** Begin **

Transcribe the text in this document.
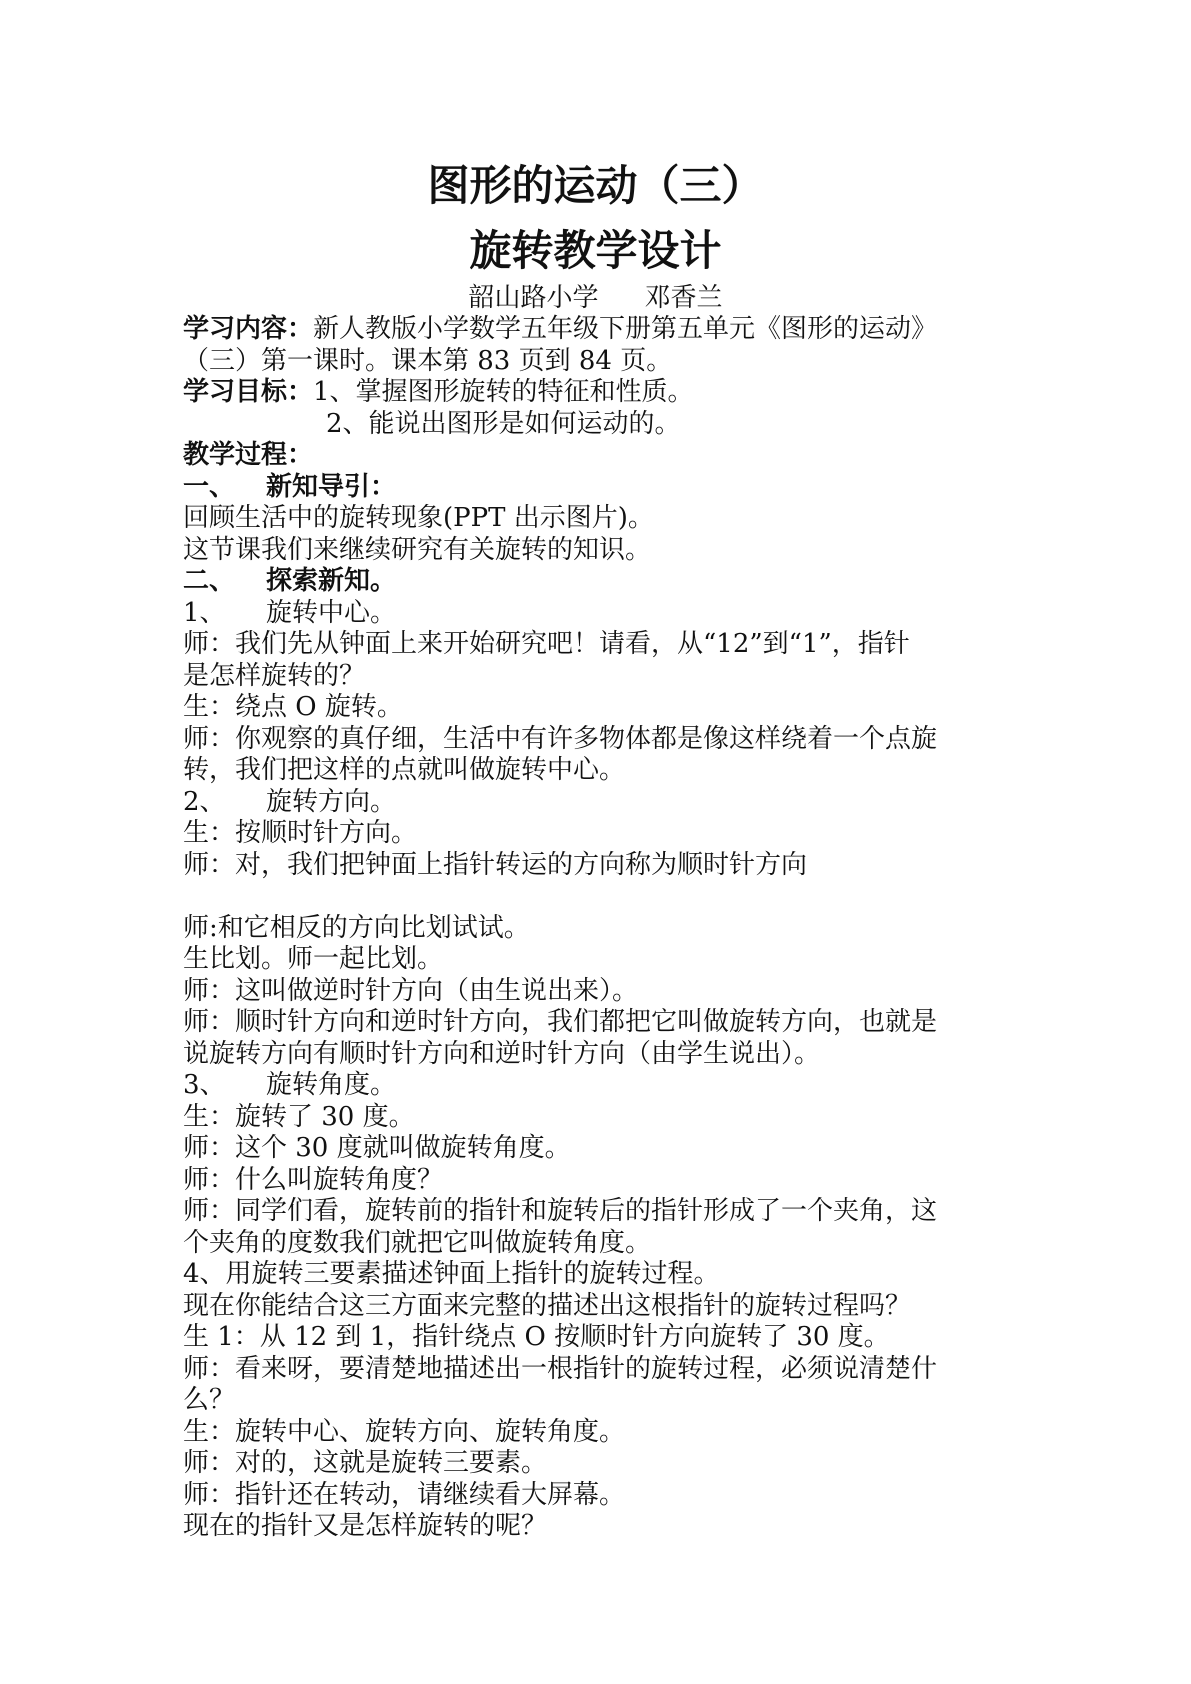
图形的运动（三）
旋转教学设计
韶山路小学 邓香兰
学习内容：新人教版小学数学五年级下册第五单元《图形的运动》
（三）第一课时。课本第 83 页到 84 页。
学习目标：1、掌握图形旋转的特征和性质。
2、能说出图形是如何运动的。
教学过程：
一、 新知导引：
回顾生活中的旋转现象(PPT 出示图片)。
这节课我们来继续研究有关旋转的知识。
二、 探索新知。
1、 旋转中心。
师：我们先从钟面上来开始研究吧！请看，从“12”到“1”，指针
是怎样旋转的？
生：绕点 O 旋转。
师：你观察的真仔细，生活中有许多物体都是像这样绕着一个点旋
转，我们把这样的点就叫做旋转中心。
2、 旋转方向。
生：按顺时针方向。
师：对，我们把钟面上指针转运的方向称为顺时针方向
师:和它相反的方向比划试试。
生比划。师一起比划。
师：这叫做逆时针方向（由生说出来）。
师：顺时针方向和逆时针方向，我们都把它叫做旋转方向，也就是
说旋转方向有顺时针方向和逆时针方向（由学生说出）。
3、 旋转角度。
生：旋转了 30 度。
师：这个 30 度就叫做旋转角度。
师：什么叫旋转角度？
师：同学们看，旋转前的指针和旋转后的指针形成了一个夹角，这
个夹角的度数我们就把它叫做旋转角度。
4、用旋转三要素描述钟面上指针的旋转过程。
现在你能结合这三方面来完整的描述出这根指针的旋转过程吗？
生 1：从 12 到 1，指针绕点 O 按顺时针方向旋转了 30 度。
师：看来呀，要清楚地描述出一根指针的旋转过程，必须说清楚什
么？
生：旋转中心、旋转方向、旋转角度。
师：对的，这就是旋转三要素。
师：指针还在转动，请继续看大屏幕。
现在的指针又是怎样旋转的呢？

** End **

Extract all the data above exactly, excluding every picture.

Transcribe the text in this document.
图形的运动（三）
旋转教学设计
韶山路小学 邓香兰
学习内容：新人教版小学数学五年级下册第五单元《图形的运动》
（三）第一课时。课本第 83 页到 84 页。
学习目标：1、掌握图形旋转的特征和性质。
2、能说出图形是如何运动的。
教学过程：
一、 新知导引：
回顾生活中的旋转现象(PPT 出示图片)。
这节课我们来继续研究有关旋转的知识。
二、 探索新知。
1、 旋转中心。
师：我们先从钟面上来开始研究吧！请看，从“12”到“1”，指针
是怎样旋转的？
生：绕点 O 旋转。
师：你观察的真仔细，生活中有许多物体都是像这样绕着一个点旋
转，我们把这样的点就叫做旋转中心。
2、 旋转方向。
生：按顺时针方向。
师：对，我们把钟面上指针转运的方向称为顺时针方向
师:和它相反的方向比划试试。
生比划。师一起比划。
师：这叫做逆时针方向（由生说出来）。
师：顺时针方向和逆时针方向，我们都把它叫做旋转方向，也就是
说旋转方向有顺时针方向和逆时针方向（由学生说出）。
3、 旋转角度。
生：旋转了 30 度。
师：这个 30 度就叫做旋转角度。
师：什么叫旋转角度？
师：同学们看，旋转前的指针和旋转后的指针形成了一个夹角，这
个夹角的度数我们就把它叫做旋转角度。
4、用旋转三要素描述钟面上指针的旋转过程。
现在你能结合这三方面来完整的描述出这根指针的旋转过程吗？
生 1：从 12 到 1，指针绕点 O 按顺时针方向旋转了 30 度。
师：看来呀，要清楚地描述出一根指针的旋转过程，必须说清楚什
么？
生：旋转中心、旋转方向、旋转角度。
师：对的，这就是旋转三要素。
师：指针还在转动，请继续看大屏幕。
现在的指针又是怎样旋转的呢？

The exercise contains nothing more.